EXERCISE INPUT:
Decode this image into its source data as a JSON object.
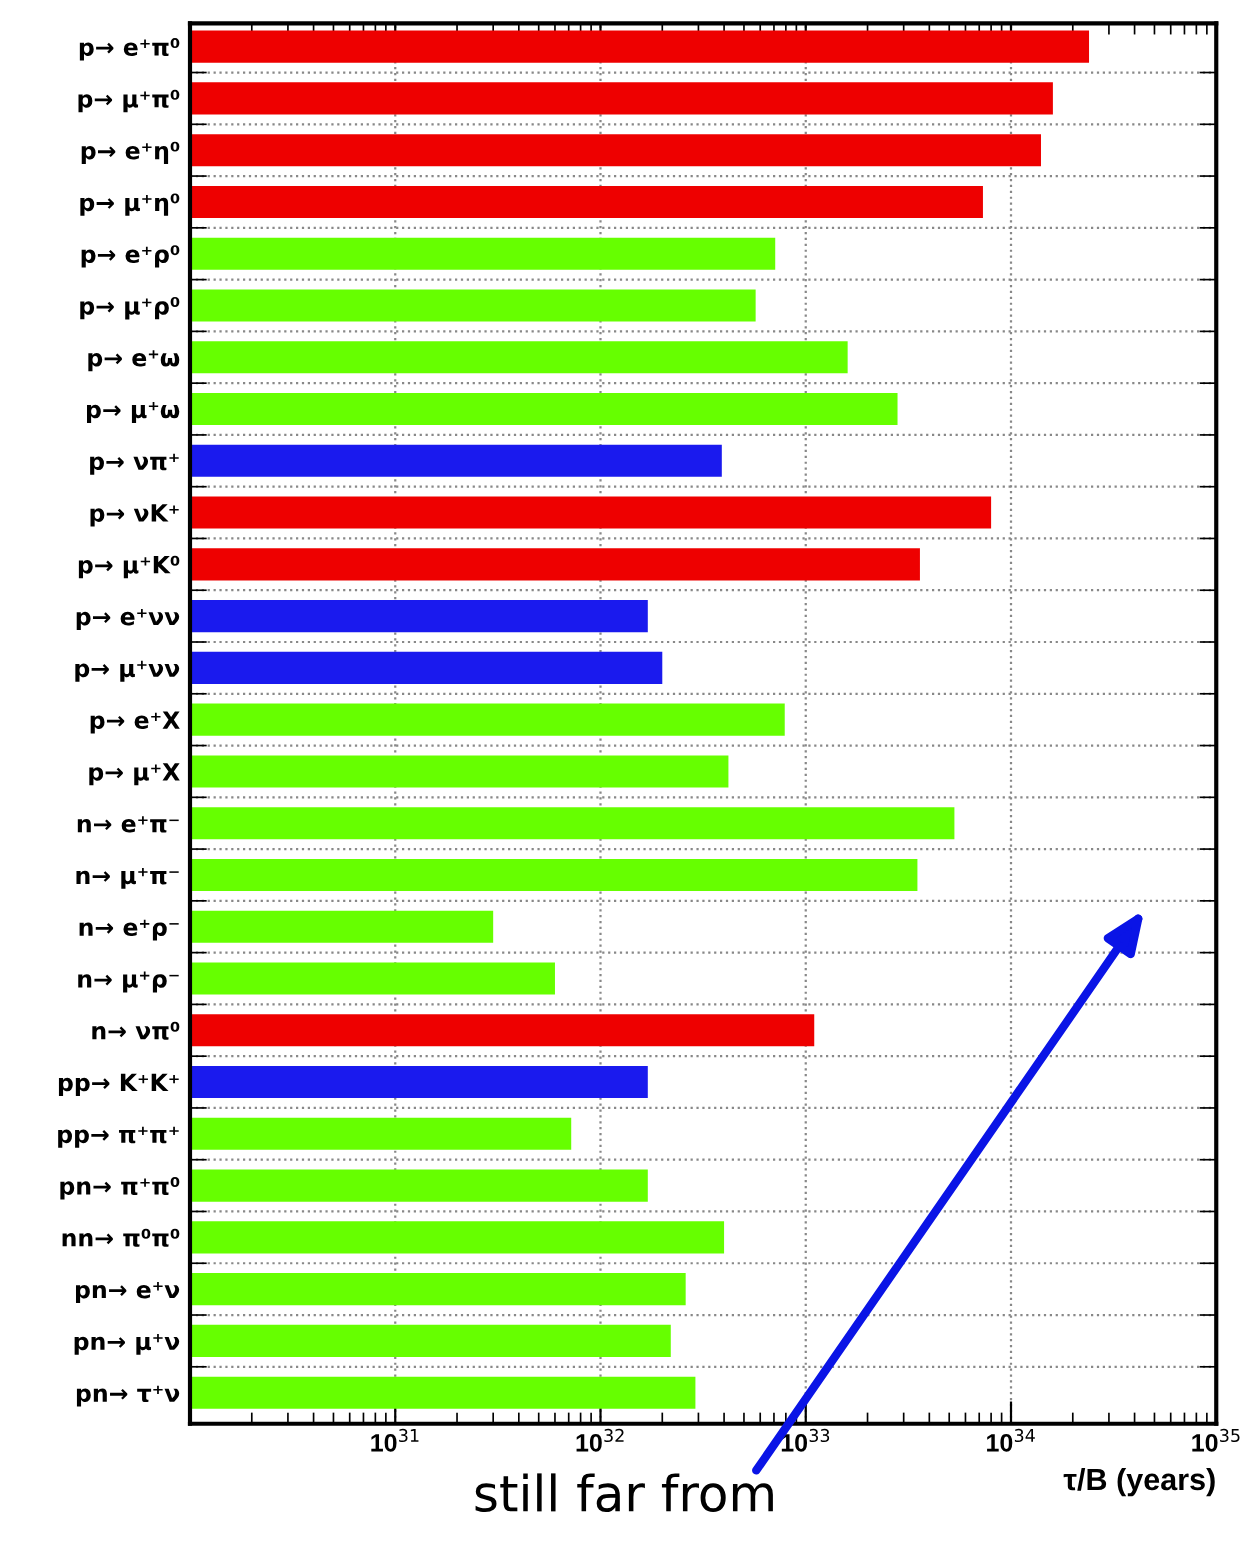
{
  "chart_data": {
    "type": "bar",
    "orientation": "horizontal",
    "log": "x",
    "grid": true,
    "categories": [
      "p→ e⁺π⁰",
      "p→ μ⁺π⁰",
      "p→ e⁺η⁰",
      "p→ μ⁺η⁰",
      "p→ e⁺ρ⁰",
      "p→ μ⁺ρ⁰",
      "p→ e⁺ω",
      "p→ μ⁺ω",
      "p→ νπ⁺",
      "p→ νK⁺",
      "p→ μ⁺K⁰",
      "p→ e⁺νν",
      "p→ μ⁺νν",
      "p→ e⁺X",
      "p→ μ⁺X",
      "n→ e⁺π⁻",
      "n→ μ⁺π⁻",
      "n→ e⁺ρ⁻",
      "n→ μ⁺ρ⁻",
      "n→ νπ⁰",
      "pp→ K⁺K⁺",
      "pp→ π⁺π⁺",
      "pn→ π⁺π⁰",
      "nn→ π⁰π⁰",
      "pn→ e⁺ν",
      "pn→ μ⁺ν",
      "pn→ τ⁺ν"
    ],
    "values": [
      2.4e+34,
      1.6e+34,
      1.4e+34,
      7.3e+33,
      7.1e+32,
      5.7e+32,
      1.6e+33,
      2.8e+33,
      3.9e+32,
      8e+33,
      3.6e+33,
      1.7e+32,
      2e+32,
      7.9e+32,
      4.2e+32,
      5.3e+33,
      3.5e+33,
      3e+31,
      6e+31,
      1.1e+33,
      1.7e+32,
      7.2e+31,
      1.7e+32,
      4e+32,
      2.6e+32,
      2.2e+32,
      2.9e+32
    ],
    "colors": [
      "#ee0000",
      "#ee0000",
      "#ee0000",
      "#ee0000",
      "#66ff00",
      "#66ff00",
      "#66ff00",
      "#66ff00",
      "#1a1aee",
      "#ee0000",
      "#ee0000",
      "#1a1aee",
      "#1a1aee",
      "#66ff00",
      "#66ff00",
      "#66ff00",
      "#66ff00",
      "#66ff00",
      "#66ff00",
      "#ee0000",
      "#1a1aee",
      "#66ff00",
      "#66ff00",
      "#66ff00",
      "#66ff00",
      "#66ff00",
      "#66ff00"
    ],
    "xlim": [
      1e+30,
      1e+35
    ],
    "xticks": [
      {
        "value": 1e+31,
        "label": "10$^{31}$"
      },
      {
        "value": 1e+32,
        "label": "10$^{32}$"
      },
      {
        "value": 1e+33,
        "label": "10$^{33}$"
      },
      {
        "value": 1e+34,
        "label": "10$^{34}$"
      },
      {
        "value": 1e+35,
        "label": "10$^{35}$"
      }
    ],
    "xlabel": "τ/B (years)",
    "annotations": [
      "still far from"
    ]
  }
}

GOAL: Quote every record above exactly, leaving out the pictures.

THE REPLY:
Decode this image into its source data as a JSON object.
{
  "chart_data": {
    "type": "bar",
    "orientation": "horizontal",
    "log": "x",
    "grid": true,
    "categories": [
      "p→ e⁺π⁰",
      "p→ μ⁺π⁰",
      "p→ e⁺η⁰",
      "p→ μ⁺η⁰",
      "p→ e⁺ρ⁰",
      "p→ μ⁺ρ⁰",
      "p→ e⁺ω",
      "p→ μ⁺ω",
      "p→ νπ⁺",
      "p→ νK⁺",
      "p→ μ⁺K⁰",
      "p→ e⁺νν",
      "p→ μ⁺νν",
      "p→ e⁺X",
      "p→ μ⁺X",
      "n→ e⁺π⁻",
      "n→ μ⁺π⁻",
      "n→ e⁺ρ⁻",
      "n→ μ⁺ρ⁻",
      "n→ νπ⁰",
      "pp→ K⁺K⁺",
      "pp→ π⁺π⁺",
      "pn→ π⁺π⁰",
      "nn→ π⁰π⁰",
      "pn→ e⁺ν",
      "pn→ μ⁺ν",
      "pn→ τ⁺ν"
    ],
    "values": [
      2.4e+34,
      1.6e+34,
      1.4e+34,
      7.3e+33,
      7.1e+32,
      5.7e+32,
      1.6e+33,
      2.8e+33,
      3.9e+32,
      8e+33,
      3.6e+33,
      1.7e+32,
      2e+32,
      7.9e+32,
      4.2e+32,
      5.3e+33,
      3.5e+33,
      3e+31,
      6e+31,
      1.1e+33,
      1.7e+32,
      7.2e+31,
      1.7e+32,
      4e+32,
      2.6e+32,
      2.2e+32,
      2.9e+32
    ],
    "colors": [
      "#ee0000",
      "#ee0000",
      "#ee0000",
      "#ee0000",
      "#66ff00",
      "#66ff00",
      "#66ff00",
      "#66ff00",
      "#1a1aee",
      "#ee0000",
      "#ee0000",
      "#1a1aee",
      "#1a1aee",
      "#66ff00",
      "#66ff00",
      "#66ff00",
      "#66ff00",
      "#66ff00",
      "#66ff00",
      "#ee0000",
      "#1a1aee",
      "#66ff00",
      "#66ff00",
      "#66ff00",
      "#66ff00",
      "#66ff00",
      "#66ff00"
    ],
    "xlim": [
      1e+30,
      1e+35
    ],
    "xticks": [
      {
        "value": 1e+31,
        "label": "10$^{31}$"
      },
      {
        "value": 1e+32,
        "label": "10$^{32}$"
      },
      {
        "value": 1e+33,
        "label": "10$^{33}$"
      },
      {
        "value": 1e+34,
        "label": "10$^{34}$"
      },
      {
        "value": 1e+35,
        "label": "10$^{35}$"
      }
    ],
    "xlabel": "τ/B (years)",
    "annotations": [
      "still far from"
    ]
  }
}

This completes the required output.